STATED TASK ->
Pull out each line of the data that includes the word "Claudio".

DATA RECORDS ->

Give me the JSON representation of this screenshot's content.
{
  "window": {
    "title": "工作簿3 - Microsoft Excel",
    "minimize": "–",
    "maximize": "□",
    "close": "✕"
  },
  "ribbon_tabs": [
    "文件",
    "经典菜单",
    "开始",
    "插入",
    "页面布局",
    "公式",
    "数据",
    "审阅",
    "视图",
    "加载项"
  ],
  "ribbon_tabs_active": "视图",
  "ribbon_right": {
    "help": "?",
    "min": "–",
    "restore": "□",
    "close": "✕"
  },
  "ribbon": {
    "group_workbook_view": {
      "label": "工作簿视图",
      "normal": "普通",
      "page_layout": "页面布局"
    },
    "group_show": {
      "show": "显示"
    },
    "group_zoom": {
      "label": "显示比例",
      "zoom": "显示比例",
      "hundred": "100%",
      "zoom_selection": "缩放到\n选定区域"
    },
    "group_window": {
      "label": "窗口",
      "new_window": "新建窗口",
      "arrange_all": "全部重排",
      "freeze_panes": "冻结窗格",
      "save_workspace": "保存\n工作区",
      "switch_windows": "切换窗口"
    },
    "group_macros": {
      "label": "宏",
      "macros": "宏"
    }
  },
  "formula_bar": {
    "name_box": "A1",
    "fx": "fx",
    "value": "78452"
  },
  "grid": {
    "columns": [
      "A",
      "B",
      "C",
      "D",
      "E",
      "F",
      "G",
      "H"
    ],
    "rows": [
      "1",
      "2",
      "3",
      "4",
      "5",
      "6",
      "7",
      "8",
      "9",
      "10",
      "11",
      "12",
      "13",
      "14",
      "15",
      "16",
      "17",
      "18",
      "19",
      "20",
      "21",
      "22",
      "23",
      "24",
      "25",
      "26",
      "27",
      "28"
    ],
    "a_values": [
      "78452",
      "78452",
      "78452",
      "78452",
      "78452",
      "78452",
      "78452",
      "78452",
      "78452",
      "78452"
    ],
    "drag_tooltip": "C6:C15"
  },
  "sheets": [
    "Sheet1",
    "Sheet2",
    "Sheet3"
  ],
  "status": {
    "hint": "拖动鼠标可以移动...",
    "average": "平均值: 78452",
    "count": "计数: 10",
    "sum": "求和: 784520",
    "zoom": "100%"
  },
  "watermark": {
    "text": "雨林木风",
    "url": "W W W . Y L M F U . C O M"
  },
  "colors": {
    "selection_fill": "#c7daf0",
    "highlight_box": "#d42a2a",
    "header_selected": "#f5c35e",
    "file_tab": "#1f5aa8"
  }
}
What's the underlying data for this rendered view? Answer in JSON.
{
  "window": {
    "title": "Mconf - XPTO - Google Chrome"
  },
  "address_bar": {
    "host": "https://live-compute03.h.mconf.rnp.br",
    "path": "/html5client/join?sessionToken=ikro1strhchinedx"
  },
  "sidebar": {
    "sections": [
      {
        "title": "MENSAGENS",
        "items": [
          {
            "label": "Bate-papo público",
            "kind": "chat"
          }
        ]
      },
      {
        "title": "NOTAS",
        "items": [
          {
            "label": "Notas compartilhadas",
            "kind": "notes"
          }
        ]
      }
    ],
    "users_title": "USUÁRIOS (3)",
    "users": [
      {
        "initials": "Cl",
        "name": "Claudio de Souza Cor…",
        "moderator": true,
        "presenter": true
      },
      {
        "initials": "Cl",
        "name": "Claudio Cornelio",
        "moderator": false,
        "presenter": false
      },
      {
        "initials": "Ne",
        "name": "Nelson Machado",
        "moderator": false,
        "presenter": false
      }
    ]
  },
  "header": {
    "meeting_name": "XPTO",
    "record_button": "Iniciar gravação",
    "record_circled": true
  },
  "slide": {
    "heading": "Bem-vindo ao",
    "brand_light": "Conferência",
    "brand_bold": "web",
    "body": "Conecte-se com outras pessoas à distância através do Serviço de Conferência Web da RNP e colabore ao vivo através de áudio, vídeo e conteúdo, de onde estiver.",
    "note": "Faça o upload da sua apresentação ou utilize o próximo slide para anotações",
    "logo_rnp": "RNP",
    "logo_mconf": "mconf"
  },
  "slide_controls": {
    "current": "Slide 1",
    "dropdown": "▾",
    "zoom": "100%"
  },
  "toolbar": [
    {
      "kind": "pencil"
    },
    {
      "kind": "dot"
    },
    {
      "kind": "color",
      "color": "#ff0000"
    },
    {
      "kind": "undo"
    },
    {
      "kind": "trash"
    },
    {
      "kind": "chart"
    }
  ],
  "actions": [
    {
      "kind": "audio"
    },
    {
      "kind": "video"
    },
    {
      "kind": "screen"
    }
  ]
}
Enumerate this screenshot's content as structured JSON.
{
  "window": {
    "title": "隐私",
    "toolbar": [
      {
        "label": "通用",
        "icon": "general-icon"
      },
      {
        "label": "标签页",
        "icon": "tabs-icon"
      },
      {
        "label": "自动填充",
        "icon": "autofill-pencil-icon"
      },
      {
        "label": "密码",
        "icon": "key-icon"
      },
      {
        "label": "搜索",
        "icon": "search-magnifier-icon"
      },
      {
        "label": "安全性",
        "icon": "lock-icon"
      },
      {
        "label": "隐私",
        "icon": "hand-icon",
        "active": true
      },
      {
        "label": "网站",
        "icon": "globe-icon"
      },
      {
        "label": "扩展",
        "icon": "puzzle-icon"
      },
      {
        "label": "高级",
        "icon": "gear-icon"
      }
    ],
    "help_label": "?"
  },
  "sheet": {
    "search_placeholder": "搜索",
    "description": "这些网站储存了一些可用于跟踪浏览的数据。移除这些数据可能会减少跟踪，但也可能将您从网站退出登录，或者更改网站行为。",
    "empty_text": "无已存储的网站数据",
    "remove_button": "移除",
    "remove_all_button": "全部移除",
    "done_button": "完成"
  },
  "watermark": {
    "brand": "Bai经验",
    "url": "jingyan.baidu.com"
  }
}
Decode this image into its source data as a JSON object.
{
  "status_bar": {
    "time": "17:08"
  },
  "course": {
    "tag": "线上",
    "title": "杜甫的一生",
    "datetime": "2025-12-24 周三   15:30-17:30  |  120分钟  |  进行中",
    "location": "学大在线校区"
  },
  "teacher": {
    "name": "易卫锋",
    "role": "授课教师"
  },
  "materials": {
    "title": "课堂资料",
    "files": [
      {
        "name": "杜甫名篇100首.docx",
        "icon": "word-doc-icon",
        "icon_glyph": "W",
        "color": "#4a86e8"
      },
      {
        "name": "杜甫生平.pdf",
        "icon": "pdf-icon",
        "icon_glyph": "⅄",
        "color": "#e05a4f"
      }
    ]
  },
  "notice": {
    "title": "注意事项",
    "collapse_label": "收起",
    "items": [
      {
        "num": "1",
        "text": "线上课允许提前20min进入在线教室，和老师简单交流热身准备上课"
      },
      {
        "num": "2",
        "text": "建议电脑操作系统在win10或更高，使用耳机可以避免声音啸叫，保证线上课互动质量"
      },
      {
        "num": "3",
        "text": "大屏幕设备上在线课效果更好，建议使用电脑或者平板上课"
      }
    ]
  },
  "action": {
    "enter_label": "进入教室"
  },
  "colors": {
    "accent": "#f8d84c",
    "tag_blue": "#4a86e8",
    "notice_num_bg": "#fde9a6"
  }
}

SOLUTION FOR THIS PROBLEM ->
        "name": "Claudio de Souza Cor…",
        "name": "Claudio Cornelio",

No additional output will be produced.